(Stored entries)
+ + +

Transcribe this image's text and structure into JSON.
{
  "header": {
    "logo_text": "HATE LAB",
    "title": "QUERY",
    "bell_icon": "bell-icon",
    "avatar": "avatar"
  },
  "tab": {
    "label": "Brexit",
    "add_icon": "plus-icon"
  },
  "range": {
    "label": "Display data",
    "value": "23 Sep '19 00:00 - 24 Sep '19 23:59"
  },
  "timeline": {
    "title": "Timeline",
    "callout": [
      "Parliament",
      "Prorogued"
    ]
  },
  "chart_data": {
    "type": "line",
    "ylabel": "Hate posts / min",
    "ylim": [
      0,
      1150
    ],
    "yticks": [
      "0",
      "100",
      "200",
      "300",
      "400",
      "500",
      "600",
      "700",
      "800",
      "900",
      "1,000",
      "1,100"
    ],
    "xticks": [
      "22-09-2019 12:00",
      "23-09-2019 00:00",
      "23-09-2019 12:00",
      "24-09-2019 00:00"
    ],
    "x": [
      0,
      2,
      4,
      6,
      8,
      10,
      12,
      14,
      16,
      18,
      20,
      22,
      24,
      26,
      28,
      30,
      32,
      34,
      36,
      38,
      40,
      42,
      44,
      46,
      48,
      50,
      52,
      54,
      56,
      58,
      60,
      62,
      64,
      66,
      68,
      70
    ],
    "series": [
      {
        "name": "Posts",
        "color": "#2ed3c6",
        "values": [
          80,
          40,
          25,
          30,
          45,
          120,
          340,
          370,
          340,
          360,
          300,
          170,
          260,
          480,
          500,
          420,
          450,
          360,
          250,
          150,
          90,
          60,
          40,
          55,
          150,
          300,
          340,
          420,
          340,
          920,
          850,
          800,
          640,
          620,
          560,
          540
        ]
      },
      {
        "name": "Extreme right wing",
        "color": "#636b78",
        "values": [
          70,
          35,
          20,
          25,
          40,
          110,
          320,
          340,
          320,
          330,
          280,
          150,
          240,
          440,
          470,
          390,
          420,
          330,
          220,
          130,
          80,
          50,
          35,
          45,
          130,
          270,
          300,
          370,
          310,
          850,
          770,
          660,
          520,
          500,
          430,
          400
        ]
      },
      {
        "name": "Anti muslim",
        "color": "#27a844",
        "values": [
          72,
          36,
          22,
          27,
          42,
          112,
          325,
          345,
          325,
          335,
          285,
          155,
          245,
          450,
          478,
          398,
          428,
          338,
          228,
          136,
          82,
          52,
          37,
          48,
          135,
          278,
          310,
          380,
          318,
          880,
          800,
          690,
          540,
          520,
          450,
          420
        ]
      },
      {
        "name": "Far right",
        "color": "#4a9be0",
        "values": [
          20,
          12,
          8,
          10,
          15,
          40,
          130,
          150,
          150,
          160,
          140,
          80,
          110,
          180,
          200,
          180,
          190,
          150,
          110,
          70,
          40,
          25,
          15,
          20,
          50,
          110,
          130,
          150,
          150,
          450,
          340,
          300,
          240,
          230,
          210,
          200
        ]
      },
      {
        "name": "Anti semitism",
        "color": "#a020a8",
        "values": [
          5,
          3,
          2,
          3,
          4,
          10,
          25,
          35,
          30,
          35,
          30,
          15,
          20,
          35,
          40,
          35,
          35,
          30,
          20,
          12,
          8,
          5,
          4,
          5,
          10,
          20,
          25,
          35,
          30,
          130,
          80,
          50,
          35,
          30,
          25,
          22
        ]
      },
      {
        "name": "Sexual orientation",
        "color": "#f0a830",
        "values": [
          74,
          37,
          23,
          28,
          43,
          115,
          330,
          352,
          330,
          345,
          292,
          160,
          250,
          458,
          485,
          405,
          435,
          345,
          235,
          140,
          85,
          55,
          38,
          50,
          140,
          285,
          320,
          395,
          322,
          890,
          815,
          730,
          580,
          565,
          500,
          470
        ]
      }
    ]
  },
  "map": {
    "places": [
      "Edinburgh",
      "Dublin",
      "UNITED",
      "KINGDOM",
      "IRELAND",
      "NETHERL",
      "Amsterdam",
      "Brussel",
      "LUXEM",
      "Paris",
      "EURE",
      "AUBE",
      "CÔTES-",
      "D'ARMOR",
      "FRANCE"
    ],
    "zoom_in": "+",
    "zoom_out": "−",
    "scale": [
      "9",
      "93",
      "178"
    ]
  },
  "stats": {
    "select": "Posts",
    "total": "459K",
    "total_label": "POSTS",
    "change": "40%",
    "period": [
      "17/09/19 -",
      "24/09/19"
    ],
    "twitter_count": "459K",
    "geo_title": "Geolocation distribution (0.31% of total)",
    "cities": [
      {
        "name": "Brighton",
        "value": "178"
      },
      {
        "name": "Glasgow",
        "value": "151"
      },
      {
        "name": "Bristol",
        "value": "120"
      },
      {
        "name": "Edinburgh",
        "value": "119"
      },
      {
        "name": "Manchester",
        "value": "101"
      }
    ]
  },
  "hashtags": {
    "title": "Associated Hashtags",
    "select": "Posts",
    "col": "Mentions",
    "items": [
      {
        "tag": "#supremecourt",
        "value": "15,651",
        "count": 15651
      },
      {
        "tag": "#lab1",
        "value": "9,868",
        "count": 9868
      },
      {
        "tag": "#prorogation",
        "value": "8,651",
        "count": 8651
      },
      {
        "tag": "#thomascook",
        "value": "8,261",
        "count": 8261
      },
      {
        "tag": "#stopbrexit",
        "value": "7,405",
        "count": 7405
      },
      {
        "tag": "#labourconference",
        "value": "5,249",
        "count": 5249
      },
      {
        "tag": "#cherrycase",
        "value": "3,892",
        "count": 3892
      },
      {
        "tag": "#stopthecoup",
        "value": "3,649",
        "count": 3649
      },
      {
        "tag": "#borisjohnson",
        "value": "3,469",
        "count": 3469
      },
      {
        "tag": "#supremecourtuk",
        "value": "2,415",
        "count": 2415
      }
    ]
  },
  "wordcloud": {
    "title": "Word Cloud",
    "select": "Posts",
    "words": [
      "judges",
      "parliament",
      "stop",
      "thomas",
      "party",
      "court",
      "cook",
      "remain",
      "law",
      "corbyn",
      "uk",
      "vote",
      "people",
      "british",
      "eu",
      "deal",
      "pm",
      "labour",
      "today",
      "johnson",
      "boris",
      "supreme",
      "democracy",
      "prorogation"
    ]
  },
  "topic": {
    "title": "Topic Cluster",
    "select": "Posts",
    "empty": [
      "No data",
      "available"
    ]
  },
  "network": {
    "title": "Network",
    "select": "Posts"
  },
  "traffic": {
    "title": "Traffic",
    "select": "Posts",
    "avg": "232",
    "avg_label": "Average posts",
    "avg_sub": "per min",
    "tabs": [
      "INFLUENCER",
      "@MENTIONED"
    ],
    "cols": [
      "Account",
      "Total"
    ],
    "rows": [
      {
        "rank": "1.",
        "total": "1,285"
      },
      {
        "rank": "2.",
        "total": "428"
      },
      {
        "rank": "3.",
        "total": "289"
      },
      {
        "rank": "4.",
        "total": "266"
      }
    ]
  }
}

+ + +

* _Short task_
Output the listing above without altering a single character.

* _Output_
Transcribe this image's text and structure into JSON.
{
  "header": {
    "logo_text": "HATE LAB",
    "title": "QUERY",
    "bell_icon": "bell-icon",
    "avatar": "avatar"
  },
  "tab": {
    "label": "Brexit",
    "add_icon": "plus-icon"
  },
  "range": {
    "label": "Display data",
    "value": "23 Sep '19 00:00 - 24 Sep '19 23:59"
  },
  "timeline": {
    "title": "Timeline",
    "callout": [
      "Parliament",
      "Prorogued"
    ]
  },
  "chart_data": {
    "type": "line",
    "ylabel": "Hate posts / min",
    "ylim": [
      0,
      1150
    ],
    "yticks": [
      "0",
      "100",
      "200",
      "300",
      "400",
      "500",
      "600",
      "700",
      "800",
      "900",
      "1,000",
      "1,100"
    ],
    "xticks": [
      "22-09-2019 12:00",
      "23-09-2019 00:00",
      "23-09-2019 12:00",
      "24-09-2019 00:00"
    ],
    "x": [
      0,
      2,
      4,
      6,
      8,
      10,
      12,
      14,
      16,
      18,
      20,
      22,
      24,
      26,
      28,
      30,
      32,
      34,
      36,
      38,
      40,
      42,
      44,
      46,
      48,
      50,
      52,
      54,
      56,
      58,
      60,
      62,
      64,
      66,
      68,
      70
    ],
    "series": [
      {
        "name": "Posts",
        "color": "#2ed3c6",
        "values": [
          80,
          40,
          25,
          30,
          45,
          120,
          340,
          370,
          340,
          360,
          300,
          170,
          260,
          480,
          500,
          420,
          450,
          360,
          250,
          150,
          90,
          60,
          40,
          55,
          150,
          300,
          340,
          420,
          340,
          920,
          850,
          800,
          640,
          620,
          560,
          540
        ]
      },
      {
        "name": "Extreme right wing",
        "color": "#636b78",
        "values": [
          70,
          35,
          20,
          25,
          40,
          110,
          320,
          340,
          320,
          330,
          280,
          150,
          240,
          440,
          470,
          390,
          420,
          330,
          220,
          130,
          80,
          50,
          35,
          45,
          130,
          270,
          300,
          370,
          310,
          850,
          770,
          660,
          520,
          500,
          430,
          400
        ]
      },
      {
        "name": "Anti muslim",
        "color": "#27a844",
        "values": [
          72,
          36,
          22,
          27,
          42,
          112,
          325,
          345,
          325,
          335,
          285,
          155,
          245,
          450,
          478,
          398,
          428,
          338,
          228,
          136,
          82,
          52,
          37,
          48,
          135,
          278,
          310,
          380,
          318,
          880,
          800,
          690,
          540,
          520,
          450,
          420
        ]
      },
      {
        "name": "Far right",
        "color": "#4a9be0",
        "values": [
          20,
          12,
          8,
          10,
          15,
          40,
          130,
          150,
          150,
          160,
          140,
          80,
          110,
          180,
          200,
          180,
          190,
          150,
          110,
          70,
          40,
          25,
          15,
          20,
          50,
          110,
          130,
          150,
          150,
          450,
          340,
          300,
          240,
          230,
          210,
          200
        ]
      },
      {
        "name": "Anti semitism",
        "color": "#a020a8",
        "values": [
          5,
          3,
          2,
          3,
          4,
          10,
          25,
          35,
          30,
          35,
          30,
          15,
          20,
          35,
          40,
          35,
          35,
          30,
          20,
          12,
          8,
          5,
          4,
          5,
          10,
          20,
          25,
          35,
          30,
          130,
          80,
          50,
          35,
          30,
          25,
          22
        ]
      },
      {
        "name": "Sexual orientation",
        "color": "#f0a830",
        "values": [
          74,
          37,
          23,
          28,
          43,
          115,
          330,
          352,
          330,
          345,
          292,
          160,
          250,
          458,
          485,
          405,
          435,
          345,
          235,
          140,
          85,
          55,
          38,
          50,
          140,
          285,
          320,
          395,
          322,
          890,
          815,
          730,
          580,
          565,
          500,
          470
        ]
      }
    ]
  },
  "map": {
    "places": [
      "Edinburgh",
      "Dublin",
      "UNITED",
      "KINGDOM",
      "IRELAND",
      "NETHERL",
      "Amsterdam",
      "Brussel",
      "LUXEM",
      "Paris",
      "EURE",
      "AUBE",
      "CÔTES-",
      "D'ARMOR",
      "FRANCE"
    ],
    "zoom_in": "+",
    "zoom_out": "−",
    "scale": [
      "9",
      "93",
      "178"
    ]
  },
  "stats": {
    "select": "Posts",
    "total": "459K",
    "total_label": "POSTS",
    "change": "40%",
    "period": [
      "17/09/19 -",
      "24/09/19"
    ],
    "twitter_count": "459K",
    "geo_title": "Geolocation distribution (0.31% of total)",
    "cities": [
      {
        "name": "Brighton",
        "value": "178"
      },
      {
        "name": "Glasgow",
        "value": "151"
      },
      {
        "name": "Bristol",
        "value": "120"
      },
      {
        "name": "Edinburgh",
        "value": "119"
      },
      {
        "name": "Manchester",
        "value": "101"
      }
    ]
  },
  "hashtags": {
    "title": "Associated Hashtags",
    "select": "Posts",
    "col": "Mentions",
    "items": [
      {
        "tag": "#supremecourt",
        "value": "15,651",
        "count": 15651
      },
      {
        "tag": "#lab1",
        "value": "9,868",
        "count": 9868
      },
      {
        "tag": "#prorogation",
        "value": "8,651",
        "count": 8651
      },
      {
        "tag": "#thomascook",
        "value": "8,261",
        "count": 8261
      },
      {
        "tag": "#stopbrexit",
        "value": "7,405",
        "count": 7405
      },
      {
        "tag": "#labourconference",
        "value": "5,249",
        "count": 5249
      },
      {
        "tag": "#cherrycase",
        "value": "3,892",
        "count": 3892
      },
      {
        "tag": "#stopthecoup",
        "value": "3,649",
        "count": 3649
      },
      {
        "tag": "#borisjohnson",
        "value": "3,469",
        "count": 3469
      },
      {
        "tag": "#supremecourtuk",
        "value": "2,415",
        "count": 2415
      }
    ]
  },
  "wordcloud": {
    "title": "Word Cloud",
    "select": "Posts",
    "words": [
      "judges",
      "parliament",
      "stop",
      "thomas",
      "party",
      "court",
      "cook",
      "remain",
      "law",
      "corbyn",
      "uk",
      "vote",
      "people",
      "british",
      "eu",
      "deal",
      "pm",
      "labour",
      "today",
      "johnson",
      "boris",
      "supreme",
      "democracy",
      "prorogation"
    ]
  },
  "topic": {
    "title": "Topic Cluster",
    "select": "Posts",
    "empty": [
      "No data",
      "available"
    ]
  },
  "network": {
    "title": "Network",
    "select": "Posts"
  },
  "traffic": {
    "title": "Traffic",
    "select": "Posts",
    "avg": "232",
    "avg_label": "Average posts",
    "avg_sub": "per min",
    "tabs": [
      "INFLUENCER",
      "@MENTIONED"
    ],
    "cols": [
      "Account",
      "Total"
    ],
    "rows": [
      {
        "rank": "1.",
        "total": "1,285"
      },
      {
        "rank": "2.",
        "total": "428"
      },
      {
        "rank": "3.",
        "total": "289"
      },
      {
        "rank": "4.",
        "total": "266"
      }
    ]
  }
}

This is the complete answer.